• STATED EXERCISE: Copy out each line of the material below with no changes.

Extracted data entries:
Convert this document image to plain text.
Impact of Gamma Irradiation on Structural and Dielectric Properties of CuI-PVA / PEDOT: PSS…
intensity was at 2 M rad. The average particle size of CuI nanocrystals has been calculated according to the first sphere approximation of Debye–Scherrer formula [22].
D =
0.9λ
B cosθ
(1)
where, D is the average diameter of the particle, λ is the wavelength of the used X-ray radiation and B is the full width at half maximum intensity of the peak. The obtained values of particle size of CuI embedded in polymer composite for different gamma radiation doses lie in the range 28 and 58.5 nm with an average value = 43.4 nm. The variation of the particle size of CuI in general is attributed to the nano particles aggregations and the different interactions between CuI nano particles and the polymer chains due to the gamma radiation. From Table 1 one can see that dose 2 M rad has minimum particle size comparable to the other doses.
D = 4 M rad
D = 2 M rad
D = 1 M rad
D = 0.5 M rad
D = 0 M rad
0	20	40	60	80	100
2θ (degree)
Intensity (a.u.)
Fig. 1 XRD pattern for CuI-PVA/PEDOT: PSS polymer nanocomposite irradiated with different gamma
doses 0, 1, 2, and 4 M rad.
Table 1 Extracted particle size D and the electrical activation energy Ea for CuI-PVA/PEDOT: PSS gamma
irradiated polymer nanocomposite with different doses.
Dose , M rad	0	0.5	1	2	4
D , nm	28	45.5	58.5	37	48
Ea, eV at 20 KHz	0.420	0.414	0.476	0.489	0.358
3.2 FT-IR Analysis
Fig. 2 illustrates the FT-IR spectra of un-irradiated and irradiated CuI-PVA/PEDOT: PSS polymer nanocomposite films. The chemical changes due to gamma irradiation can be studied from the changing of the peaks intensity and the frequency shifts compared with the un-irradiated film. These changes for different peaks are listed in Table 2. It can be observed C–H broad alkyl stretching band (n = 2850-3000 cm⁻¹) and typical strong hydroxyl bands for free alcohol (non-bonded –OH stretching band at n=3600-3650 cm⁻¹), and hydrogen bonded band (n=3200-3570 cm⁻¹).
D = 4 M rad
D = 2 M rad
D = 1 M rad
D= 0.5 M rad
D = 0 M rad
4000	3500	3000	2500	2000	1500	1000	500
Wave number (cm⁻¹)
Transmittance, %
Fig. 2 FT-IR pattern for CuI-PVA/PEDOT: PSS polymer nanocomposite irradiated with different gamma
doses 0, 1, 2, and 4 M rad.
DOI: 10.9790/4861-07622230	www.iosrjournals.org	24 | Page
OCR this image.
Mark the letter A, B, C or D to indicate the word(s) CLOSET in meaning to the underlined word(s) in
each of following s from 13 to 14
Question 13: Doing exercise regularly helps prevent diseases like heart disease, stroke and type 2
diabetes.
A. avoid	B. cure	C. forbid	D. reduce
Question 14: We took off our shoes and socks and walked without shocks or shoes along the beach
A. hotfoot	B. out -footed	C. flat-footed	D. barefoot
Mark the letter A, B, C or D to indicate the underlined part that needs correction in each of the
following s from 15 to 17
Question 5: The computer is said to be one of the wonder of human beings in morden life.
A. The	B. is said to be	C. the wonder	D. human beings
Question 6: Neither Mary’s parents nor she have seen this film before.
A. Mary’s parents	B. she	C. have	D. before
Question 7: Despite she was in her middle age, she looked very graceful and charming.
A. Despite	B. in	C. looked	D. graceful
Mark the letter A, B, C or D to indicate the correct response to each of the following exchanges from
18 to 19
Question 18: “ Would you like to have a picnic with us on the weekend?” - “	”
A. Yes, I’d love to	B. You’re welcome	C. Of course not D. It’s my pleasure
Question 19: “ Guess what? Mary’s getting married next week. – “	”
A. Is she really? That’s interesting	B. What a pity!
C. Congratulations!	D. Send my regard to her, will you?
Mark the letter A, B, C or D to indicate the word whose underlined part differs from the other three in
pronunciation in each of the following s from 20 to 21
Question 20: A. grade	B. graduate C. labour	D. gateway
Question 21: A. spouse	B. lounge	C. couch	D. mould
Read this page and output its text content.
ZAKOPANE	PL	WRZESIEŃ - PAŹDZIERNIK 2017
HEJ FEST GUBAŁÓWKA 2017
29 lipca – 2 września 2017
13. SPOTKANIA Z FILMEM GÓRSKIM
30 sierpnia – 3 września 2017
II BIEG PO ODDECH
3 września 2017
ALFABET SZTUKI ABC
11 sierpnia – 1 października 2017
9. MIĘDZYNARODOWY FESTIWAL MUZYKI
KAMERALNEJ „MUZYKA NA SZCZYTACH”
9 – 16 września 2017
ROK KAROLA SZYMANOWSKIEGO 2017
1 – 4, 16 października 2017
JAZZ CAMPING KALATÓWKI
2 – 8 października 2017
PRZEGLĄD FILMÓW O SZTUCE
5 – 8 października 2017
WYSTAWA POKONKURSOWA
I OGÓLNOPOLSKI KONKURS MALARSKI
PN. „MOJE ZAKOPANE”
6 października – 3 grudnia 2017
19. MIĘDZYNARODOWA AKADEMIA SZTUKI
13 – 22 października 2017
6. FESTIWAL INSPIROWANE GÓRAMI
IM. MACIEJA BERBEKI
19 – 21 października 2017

• FINISHED ANSWER:
Convert this document image to plain text.
Impact of Gamma Irradiation on Structural and Dielectric Properties of CuI-PVA / PEDOT: PSS…
intensity was at 2 M rad. The average particle size of CuI nanocrystals has been calculated according to the first sphere approximation of Debye–Scherrer formula [22].
D =
0.9λ
B cosθ
(1)
where, D is the average diameter of the particle, λ is the wavelength of the used X-ray radiation and B is the full width at half maximum intensity of the peak. The obtained values of particle size of CuI embedded in polymer composite for different gamma radiation doses lie in the range 28 and 58.5 nm with an average value = 43.4 nm. The variation of the particle size of CuI in general is attributed to the nano particles aggregations and the different interactions between CuI nano particles and the polymer chains due to the gamma radiation. From Table 1 one can see that dose 2 M rad has minimum particle size comparable to the other doses.
D = 4 M rad
D = 2 M rad
D = 1 M rad
D = 0.5 M rad
D = 0 M rad
0	20	40	60	80	100
2θ (degree)
Intensity (a.u.)
Fig. 1 XRD pattern for CuI-PVA/PEDOT: PSS polymer nanocomposite irradiated with different gamma
doses 0, 1, 2, and 4 M rad.
Table 1 Extracted particle size D and the electrical activation energy Ea for CuI-PVA/PEDOT: PSS gamma
irradiated polymer nanocomposite with different doses.
Dose , M rad	0	0.5	1	2	4
D , nm	28	45.5	58.5	37	48
Ea, eV at 20 KHz	0.420	0.414	0.476	0.489	0.358
3.2 FT-IR Analysis
Fig. 2 illustrates the FT-IR spectra of un-irradiated and irradiated CuI-PVA/PEDOT: PSS polymer nanocomposite films. The chemical changes due to gamma irradiation can be studied from the changing of the peaks intensity and the frequency shifts compared with the un-irradiated film. These changes for different peaks are listed in Table 2. It can be observed C–H broad alkyl stretching band (n = 2850-3000 cm⁻¹) and typical strong hydroxyl bands for free alcohol (non-bonded –OH stretching band at n=3600-3650 cm⁻¹), and hydrogen bonded band (n=3200-3570 cm⁻¹).
D = 4 M rad
D = 2 M rad
D = 1 M rad
D= 0.5 M rad
D = 0 M rad
4000	3500	3000	2500	2000	1500	1000	500
Wave number (cm⁻¹)
Transmittance, %
Fig. 2 FT-IR pattern for CuI-PVA/PEDOT: PSS polymer nanocomposite irradiated with different gamma
doses 0, 1, 2, and 4 M rad.
DOI: 10.9790/4861-07622230	www.iosrjournals.org	24 | Page
OCR this image.
Mark the letter A, B, C or D to indicate the word(s) CLOSET in meaning to the underlined word(s) in
each of following s from 13 to 14
Question 13: Doing exercise regularly helps prevent diseases like heart disease, stroke and type 2
diabetes.
A. avoid	B. cure	C. forbid	D. reduce
Question 14: We took off our shoes and socks and walked without shocks or shoes along the beach
A. hotfoot	B. out -footed	C. flat-footed	D. barefoot
Mark the letter A, B, C or D to indicate the underlined part that needs correction in each of the
following s from 15 to 17
Question 5: The computer is said to be one of the wonder of human beings in morden life.
A. The	B. is said to be	C. the wonder	D. human beings
Question 6: Neither Mary’s parents nor she have seen this film before.
A. Mary’s parents	B. she	C. have	D. before
Question 7: Despite she was in her middle age, she looked very graceful and charming.
A. Despite	B. in	C. looked	D. graceful
Mark the letter A, B, C or D to indicate the correct response to each of the following exchanges from
18 to 19
Question 18: “ Would you like to have a picnic with us on the weekend?” - “	”
A. Yes, I’d love to	B. You’re welcome	C. Of course not D. It’s my pleasure
Question 19: “ Guess what? Mary’s getting married next week. – “	”
A. Is she really? That’s interesting	B. What a pity!
C. Congratulations!	D. Send my regard to her, will you?
Mark the letter A, B, C or D to indicate the word whose underlined part differs from the other three in
pronunciation in each of the following s from 20 to 21
Question 20: A. grade	B. graduate C. labour	D. gateway
Question 21: A. spouse	B. lounge	C. couch	D. mould
Read this page and output its text content.
ZAKOPANE	PL	WRZESIEŃ - PAŹDZIERNIK 2017
HEJ FEST GUBAŁÓWKA 2017
29 lipca – 2 września 2017
13. SPOTKANIA Z FILMEM GÓRSKIM
30 sierpnia – 3 września 2017
II BIEG PO ODDECH
3 września 2017
ALFABET SZTUKI ABC
11 sierpnia – 1 października 2017
9. MIĘDZYNARODOWY FESTIWAL MUZYKI
KAMERALNEJ „MUZYKA NA SZCZYTACH”
9 – 16 września 2017
ROK KAROLA SZYMANOWSKIEGO 2017
1 – 4, 16 października 2017
JAZZ CAMPING KALATÓWKI
2 – 8 października 2017
PRZEGLĄD FILMÓW O SZTUCE
5 – 8 października 2017
WYSTAWA POKONKURSOWA
I OGÓLNOPOLSKI KONKURS MALARSKI
PN. „MOJE ZAKOPANE”
6 października – 3 grudnia 2017
19. MIĘDZYNARODOWA AKADEMIA SZTUKI
13 – 22 października 2017
6. FESTIWAL INSPIROWANE GÓRAMI
IM. MACIEJA BERBEKI
19 – 21 października 2017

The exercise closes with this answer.